TASK REQUIREMENTS:
Each line below should be reproduced without any alteration.

++++++

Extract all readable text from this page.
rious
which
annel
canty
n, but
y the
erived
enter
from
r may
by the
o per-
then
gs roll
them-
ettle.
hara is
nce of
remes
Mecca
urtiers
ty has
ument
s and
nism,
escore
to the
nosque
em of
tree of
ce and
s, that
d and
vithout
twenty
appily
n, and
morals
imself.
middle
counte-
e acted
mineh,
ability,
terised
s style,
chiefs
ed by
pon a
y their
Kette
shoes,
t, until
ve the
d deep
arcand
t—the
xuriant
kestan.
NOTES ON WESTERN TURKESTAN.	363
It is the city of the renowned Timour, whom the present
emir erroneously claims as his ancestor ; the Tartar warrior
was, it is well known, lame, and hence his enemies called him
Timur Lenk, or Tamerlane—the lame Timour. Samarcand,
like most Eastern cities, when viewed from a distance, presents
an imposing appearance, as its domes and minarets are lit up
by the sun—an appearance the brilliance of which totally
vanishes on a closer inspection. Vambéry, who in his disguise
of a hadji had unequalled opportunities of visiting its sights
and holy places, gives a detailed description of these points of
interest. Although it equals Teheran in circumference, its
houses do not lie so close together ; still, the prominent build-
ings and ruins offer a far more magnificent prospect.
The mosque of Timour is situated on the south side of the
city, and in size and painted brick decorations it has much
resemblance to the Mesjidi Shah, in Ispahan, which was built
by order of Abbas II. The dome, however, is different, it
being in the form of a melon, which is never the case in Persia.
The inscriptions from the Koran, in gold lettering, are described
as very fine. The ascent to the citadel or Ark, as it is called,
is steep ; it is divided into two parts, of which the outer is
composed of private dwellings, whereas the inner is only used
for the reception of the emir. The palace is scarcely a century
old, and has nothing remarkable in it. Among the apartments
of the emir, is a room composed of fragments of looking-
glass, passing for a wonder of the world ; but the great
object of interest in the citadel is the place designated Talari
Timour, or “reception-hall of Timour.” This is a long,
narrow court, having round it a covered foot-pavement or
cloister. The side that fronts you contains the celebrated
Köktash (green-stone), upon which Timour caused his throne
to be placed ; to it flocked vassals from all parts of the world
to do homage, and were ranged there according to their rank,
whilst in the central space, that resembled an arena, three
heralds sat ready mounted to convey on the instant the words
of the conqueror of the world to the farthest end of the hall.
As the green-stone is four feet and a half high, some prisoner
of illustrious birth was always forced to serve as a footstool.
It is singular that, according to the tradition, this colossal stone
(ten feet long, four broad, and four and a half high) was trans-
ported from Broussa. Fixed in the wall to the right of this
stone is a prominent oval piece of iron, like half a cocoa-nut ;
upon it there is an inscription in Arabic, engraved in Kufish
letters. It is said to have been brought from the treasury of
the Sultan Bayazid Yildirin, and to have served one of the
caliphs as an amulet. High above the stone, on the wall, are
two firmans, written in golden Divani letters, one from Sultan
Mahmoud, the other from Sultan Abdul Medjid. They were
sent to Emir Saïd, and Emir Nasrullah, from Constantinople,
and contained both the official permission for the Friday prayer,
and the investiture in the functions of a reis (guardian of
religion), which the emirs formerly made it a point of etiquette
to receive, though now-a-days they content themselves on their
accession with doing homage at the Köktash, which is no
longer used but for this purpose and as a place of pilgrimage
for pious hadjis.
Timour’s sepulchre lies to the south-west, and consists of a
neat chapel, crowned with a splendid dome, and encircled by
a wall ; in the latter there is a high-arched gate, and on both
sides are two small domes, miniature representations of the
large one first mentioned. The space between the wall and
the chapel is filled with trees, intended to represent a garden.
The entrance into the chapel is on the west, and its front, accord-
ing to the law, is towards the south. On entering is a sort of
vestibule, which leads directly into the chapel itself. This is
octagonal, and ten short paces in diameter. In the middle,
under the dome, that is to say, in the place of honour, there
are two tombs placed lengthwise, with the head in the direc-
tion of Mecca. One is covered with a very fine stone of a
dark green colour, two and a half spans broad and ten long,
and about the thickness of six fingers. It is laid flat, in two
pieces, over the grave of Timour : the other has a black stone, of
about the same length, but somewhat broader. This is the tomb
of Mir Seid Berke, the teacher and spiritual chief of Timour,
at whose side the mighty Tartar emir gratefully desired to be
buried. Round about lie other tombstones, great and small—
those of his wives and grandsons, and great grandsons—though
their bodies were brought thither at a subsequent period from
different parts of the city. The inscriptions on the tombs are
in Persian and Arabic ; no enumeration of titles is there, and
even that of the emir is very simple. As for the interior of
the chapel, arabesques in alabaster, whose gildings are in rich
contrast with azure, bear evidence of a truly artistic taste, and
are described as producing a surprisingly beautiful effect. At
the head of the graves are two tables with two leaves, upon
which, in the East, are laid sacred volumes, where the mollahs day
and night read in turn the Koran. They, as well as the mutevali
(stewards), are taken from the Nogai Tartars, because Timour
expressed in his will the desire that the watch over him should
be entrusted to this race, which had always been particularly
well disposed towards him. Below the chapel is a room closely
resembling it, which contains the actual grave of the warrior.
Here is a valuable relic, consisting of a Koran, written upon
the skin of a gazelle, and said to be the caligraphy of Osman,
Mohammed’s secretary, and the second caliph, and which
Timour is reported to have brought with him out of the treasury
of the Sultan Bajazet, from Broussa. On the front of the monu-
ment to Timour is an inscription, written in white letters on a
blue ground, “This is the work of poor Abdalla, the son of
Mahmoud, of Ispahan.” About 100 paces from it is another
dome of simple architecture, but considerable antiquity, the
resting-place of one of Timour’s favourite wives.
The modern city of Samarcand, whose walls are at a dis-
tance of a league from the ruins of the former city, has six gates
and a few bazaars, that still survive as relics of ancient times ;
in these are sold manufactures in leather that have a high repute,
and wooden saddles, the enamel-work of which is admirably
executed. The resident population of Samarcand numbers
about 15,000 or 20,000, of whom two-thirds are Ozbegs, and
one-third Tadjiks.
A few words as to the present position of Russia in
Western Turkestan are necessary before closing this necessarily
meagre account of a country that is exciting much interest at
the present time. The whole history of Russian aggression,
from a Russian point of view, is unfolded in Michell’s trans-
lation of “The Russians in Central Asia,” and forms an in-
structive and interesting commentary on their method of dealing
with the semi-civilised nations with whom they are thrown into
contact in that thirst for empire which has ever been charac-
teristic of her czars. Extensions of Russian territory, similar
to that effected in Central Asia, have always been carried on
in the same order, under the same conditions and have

++++++

EXPECTED ANSWER:
Extract all readable text from this page.
rious
which
annel
canty
n, but
y the
erived
enter
from
r may
by the
o per-
then
gs roll
them-
ettle.
hara is
nce of
remes
Mecca
urtiers
ty has
ument
s and
nism,
escore
to the
nosque
em of
tree of
ce and
s, that
d and
vithout
twenty
appily
n, and
morals
imself.
middle
counte-
e acted
mineh,
ability,
terised
s style,
chiefs
ed by
pon a
y their
Kette
shoes,
t, until
ve the
d deep
arcand
t—the
xuriant
kestan.
NOTES ON WESTERN TURKESTAN.	363
It is the city of the renowned Timour, whom the present
emir erroneously claims as his ancestor ; the Tartar warrior
was, it is well known, lame, and hence his enemies called him
Timur Lenk, or Tamerlane—the lame Timour. Samarcand,
like most Eastern cities, when viewed from a distance, presents
an imposing appearance, as its domes and minarets are lit up
by the sun—an appearance the brilliance of which totally
vanishes on a closer inspection. Vambéry, who in his disguise
of a hadji had unequalled opportunities of visiting its sights
and holy places, gives a detailed description of these points of
interest. Although it equals Teheran in circumference, its
houses do not lie so close together ; still, the prominent build-
ings and ruins offer a far more magnificent prospect.
The mosque of Timour is situated on the south side of the
city, and in size and painted brick decorations it has much
resemblance to the Mesjidi Shah, in Ispahan, which was built
by order of Abbas II. The dome, however, is different, it
being in the form of a melon, which is never the case in Persia.
The inscriptions from the Koran, in gold lettering, are described
as very fine. The ascent to the citadel or Ark, as it is called,
is steep ; it is divided into two parts, of which the outer is
composed of private dwellings, whereas the inner is only used
for the reception of the emir. The palace is scarcely a century
old, and has nothing remarkable in it. Among the apartments
of the emir, is a room composed of fragments of looking-
glass, passing for a wonder of the world ; but the great
object of interest in the citadel is the place designated Talari
Timour, or “reception-hall of Timour.” This is a long,
narrow court, having round it a covered foot-pavement or
cloister. The side that fronts you contains the celebrated
Köktash (green-stone), upon which Timour caused his throne
to be placed ; to it flocked vassals from all parts of the world
to do homage, and were ranged there according to their rank,
whilst in the central space, that resembled an arena, three
heralds sat ready mounted to convey on the instant the words
of the conqueror of the world to the farthest end of the hall.
As the green-stone is four feet and a half high, some prisoner
of illustrious birth was always forced to serve as a footstool.
It is singular that, according to the tradition, this colossal stone
(ten feet long, four broad, and four and a half high) was trans-
ported from Broussa. Fixed in the wall to the right of this
stone is a prominent oval piece of iron, like half a cocoa-nut ;
upon it there is an inscription in Arabic, engraved in Kufish
letters. It is said to have been brought from the treasury of
the Sultan Bayazid Yildirin, and to have served one of the
caliphs as an amulet. High above the stone, on the wall, are
two firmans, written in golden Divani letters, one from Sultan
Mahmoud, the other from Sultan Abdul Medjid. They were
sent to Emir Saïd, and Emir Nasrullah, from Constantinople,
and contained both the official permission for the Friday prayer,
and the investiture in the functions of a reis (guardian of
religion), which the emirs formerly made it a point of etiquette
to receive, though now-a-days they content themselves on their
accession with doing homage at the Köktash, which is no
longer used but for this purpose and as a place of pilgrimage
for pious hadjis.
Timour’s sepulchre lies to the south-west, and consists of a
neat chapel, crowned with a splendid dome, and encircled by
a wall ; in the latter there is a high-arched gate, and on both
sides are two small domes, miniature representations of the
large one first mentioned. The space between the wall and
the chapel is filled with trees, intended to represent a garden.
The entrance into the chapel is on the west, and its front, accord-
ing to the law, is towards the south. On entering is a sort of
vestibule, which leads directly into the chapel itself. This is
octagonal, and ten short paces in diameter. In the middle,
under the dome, that is to say, in the place of honour, there
are two tombs placed lengthwise, with the head in the direc-
tion of Mecca. One is covered with a very fine stone of a
dark green colour, two and a half spans broad and ten long,
and about the thickness of six fingers. It is laid flat, in two
pieces, over the grave of Timour : the other has a black stone, of
about the same length, but somewhat broader. This is the tomb
of Mir Seid Berke, the teacher and spiritual chief of Timour,
at whose side the mighty Tartar emir gratefully desired to be
buried. Round about lie other tombstones, great and small—
those of his wives and grandsons, and great grandsons—though
their bodies were brought thither at a subsequent period from
different parts of the city. The inscriptions on the tombs are
in Persian and Arabic ; no enumeration of titles is there, and
even that of the emir is very simple. As for the interior of
the chapel, arabesques in alabaster, whose gildings are in rich
contrast with azure, bear evidence of a truly artistic taste, and
are described as producing a surprisingly beautiful effect. At
the head of the graves are two tables with two leaves, upon
which, in the East, are laid sacred volumes, where the mollahs day
and night read in turn the Koran. They, as well as the mutevali
(stewards), are taken from the Nogai Tartars, because Timour
expressed in his will the desire that the watch over him should
be entrusted to this race, which had always been particularly
well disposed towards him. Below the chapel is a room closely
resembling it, which contains the actual grave of the warrior.
Here is a valuable relic, consisting of a Koran, written upon
the skin of a gazelle, and said to be the caligraphy of Osman,
Mohammed’s secretary, and the second caliph, and which
Timour is reported to have brought with him out of the treasury
of the Sultan Bajazet, from Broussa. On the front of the monu-
ment to Timour is an inscription, written in white letters on a
blue ground, “This is the work of poor Abdalla, the son of
Mahmoud, of Ispahan.” About 100 paces from it is another
dome of simple architecture, but considerable antiquity, the
resting-place of one of Timour’s favourite wives.
The modern city of Samarcand, whose walls are at a dis-
tance of a league from the ruins of the former city, has six gates
and a few bazaars, that still survive as relics of ancient times ;
in these are sold manufactures in leather that have a high repute,
and wooden saddles, the enamel-work of which is admirably
executed. The resident population of Samarcand numbers
about 15,000 or 20,000, of whom two-thirds are Ozbegs, and
one-third Tadjiks.
A few words as to the present position of Russia in
Western Turkestan are necessary before closing this necessarily
meagre account of a country that is exciting much interest at
the present time. The whole history of Russian aggression,
from a Russian point of view, is unfolded in Michell’s trans-
lation of “The Russians in Central Asia,” and forms an in-
structive and interesting commentary on their method of dealing
with the semi-civilised nations with whom they are thrown into
contact in that thirst for empire which has ever been charac-
teristic of her czars. Extensions of Russian territory, similar
to that effected in Central Asia, have always been carried on
in the same order, under the same conditions and have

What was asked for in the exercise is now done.